• **Extract to read**
....................

# Bandit loves cat teasers



## Frolicking Ferrets (Mar 1, 2016)

My eu polecat Bandit loves this new cat teaser I brought for her and the ferrets, the ferrets aren't interested in it at all but Bandit loves playing tug of war with it and will rag doll it too


----------



## noushka05 (Mar 28, 2008)

lol So cute! Hes a gorgeous looking fella. Bandit has got a much darker mask than Jango has.


----------



## Frolicking Ferrets (Mar 1, 2016)

noushka05 said:


> lol So cute! Hes a gorgeous looking fella. Bandit has got a much darker mask than Jango has.


 Bandit may be cute but she's known for biting so she's the one that people handle with extreme caution because she's very unpredictable sometimes, likely because a she isn't a ferret and she's naturally more aggressive. Her mask is darker because she's a European polecat, she goes jet black in the summer.

....................

• **Records for the exercise**
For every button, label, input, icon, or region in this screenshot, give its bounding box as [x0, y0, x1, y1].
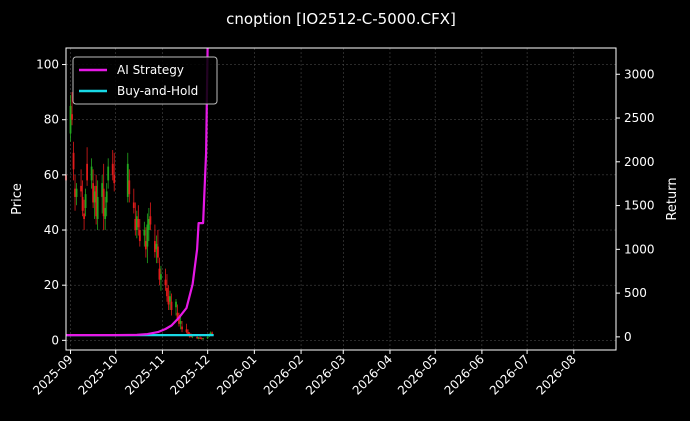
y-right-tick-label: 0 — [624, 330, 632, 344]
price-candle-body — [69, 105, 72, 134]
price-candle-body — [95, 185, 98, 217]
price-candle-body — [149, 216, 152, 225]
legend-box — [72, 56, 218, 105]
y-right-tick-label: 2000 — [624, 155, 655, 169]
price-candle-body — [181, 326, 183, 330]
y-left-tick-label: 40 — [44, 223, 59, 237]
price-candle-body — [92, 183, 95, 203]
price-candle-body — [81, 196, 84, 211]
price-candle-body — [146, 224, 149, 247]
price-candle-body — [132, 202, 135, 208]
price-candle-body — [187, 332, 189, 335]
y-right-tick-label: 1500 — [624, 199, 655, 213]
price-candle-body — [105, 191, 108, 203]
y-left-tick-label: 100 — [36, 58, 59, 72]
price-candle-body — [126, 163, 129, 197]
price-candle-body — [72, 152, 75, 170]
price-candle-body — [167, 296, 170, 305]
y-left-tick-label: 20 — [44, 278, 59, 292]
price-candle-body — [178, 318, 180, 324]
ai-strategy-line — [66, 48, 209, 337]
chart-title: cnoption [IO2512-C-5000.CFX] — [226, 10, 456, 28]
price-candle-body — [84, 194, 87, 208]
price-candle-body — [128, 180, 131, 195]
price-candle-body — [200, 338, 203, 340]
price-candle-body — [155, 243, 158, 250]
legend-label: AI Strategy — [117, 63, 184, 77]
price-candle-body — [147, 218, 150, 231]
price-candle-body — [101, 183, 104, 197]
price-candle-body — [199, 337, 202, 339]
y-left-tick-label: 0 — [51, 333, 59, 347]
price-candle-body — [90, 166, 93, 181]
price-candle-body — [137, 218, 140, 228]
price-candle-body — [135, 216, 138, 231]
price-candle-body — [157, 246, 159, 258]
y-left-tick-label: 80 — [44, 113, 59, 127]
price-candle-body — [170, 301, 173, 311]
price-candle-body — [74, 188, 76, 197]
y-right-tick-label: 2500 — [624, 111, 655, 125]
price-candle-body — [83, 213, 85, 219]
y-right-tick-label: 1000 — [624, 242, 655, 256]
price-candle-body — [107, 166, 110, 181]
price-candle-body — [138, 230, 141, 242]
price-candle-body — [196, 337, 198, 339]
price-candle-body — [96, 196, 99, 219]
price-candle-body — [86, 163, 88, 181]
price-candle-body — [185, 329, 188, 333]
price-candle-body — [169, 296, 171, 302]
y-axis-left-label: Price — [10, 183, 25, 215]
price-candle-body — [206, 337, 209, 339]
price-candle-body — [158, 268, 161, 280]
price-candle-body — [176, 312, 179, 319]
return-lines — [66, 48, 214, 337]
price-candle-body — [93, 191, 96, 203]
price-candle-body — [113, 174, 116, 184]
y-axis-right-label: Return — [665, 177, 680, 220]
plot-frame — [65, 47, 617, 351]
price-candle-body — [75, 188, 78, 197]
price-candles — [65, 92, 214, 340]
price-candle-body — [143, 230, 146, 236]
price-candle-body — [179, 321, 182, 324]
price-candle-body — [111, 163, 114, 175]
price-candle-body — [104, 207, 107, 219]
price-candle-body — [190, 335, 192, 338]
price-candle-body — [144, 241, 147, 250]
y-left-tick-label: 60 — [44, 168, 59, 182]
price-candle-body — [197, 337, 200, 339]
price-candle-body — [160, 274, 162, 280]
y-right-tick-label: 3000 — [624, 67, 655, 81]
price-candle-body — [134, 218, 137, 231]
y-right-tick-label: 500 — [624, 286, 647, 300]
price-candle-body — [164, 279, 167, 286]
price-candle-body — [166, 287, 168, 297]
legend-label: Buy-and-Hold — [117, 84, 198, 98]
price-candle-body — [102, 188, 105, 217]
price-candle-body — [202, 338, 205, 340]
price-candle-body — [80, 185, 82, 192]
price-candle-body — [154, 241, 156, 253]
price-candle-body — [211, 332, 214, 334]
price-candle-body — [71, 114, 73, 120]
legend: AI Strategy Buy-and-Hold — [72, 56, 218, 105]
price-candle-body — [175, 301, 177, 308]
price-candle-body — [209, 332, 212, 335]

....................

• **Actions to take**
a. In the listing, take the lines from the one containing "y-right-tick-label: 0 — [624, 330, 632, 344]" through the one containing "price-candle-body — [187, 332, 189, 335]" and write them out again, substituting "legend-frame" for "legend-box" and keeping everything else the same.
b. Carry on the forum thread about Bandit the polecat from the point where its last post stops.

• **Task-by-task answers**
a.
y-right-tick-label: 0 — [624, 330, 632, 344]
price-candle-body — [69, 105, 72, 134]
price-candle-body — [95, 185, 98, 217]
price-candle-body — [149, 216, 152, 225]
legend-frame — [72, 56, 218, 105]
y-right-tick-label: 2000 — [624, 155, 655, 169]
price-candle-body — [181, 326, 183, 330]
y-left-tick-label: 40 — [44, 223, 59, 237]
price-candle-body — [92, 183, 95, 203]
price-candle-body — [81, 196, 84, 211]
price-candle-body — [146, 224, 149, 247]
price-candle-body — [132, 202, 135, 208]
price-candle-body — [187, 332, 189, 335]

b.
----------



## noushka05 (Mar 28, 2008)

So sorry for calling Bandit a he. We used to have a boy rabbit called Bandit, I guess thats why I assumed she too was also a boy. She is an absolute stunner!. I wouldnt have the confidence to handle her though lol. I was wary of handling these two at first. I would never have allowed them to play with hands, but now I tickle them when they're playing & rolling on their backs. Hope I haven't got too complacent lol


----------



## Frolicking Ferrets (Mar 1, 2016)

Don't worry about it  Plenty of people have mistaken her for a hob because of her name.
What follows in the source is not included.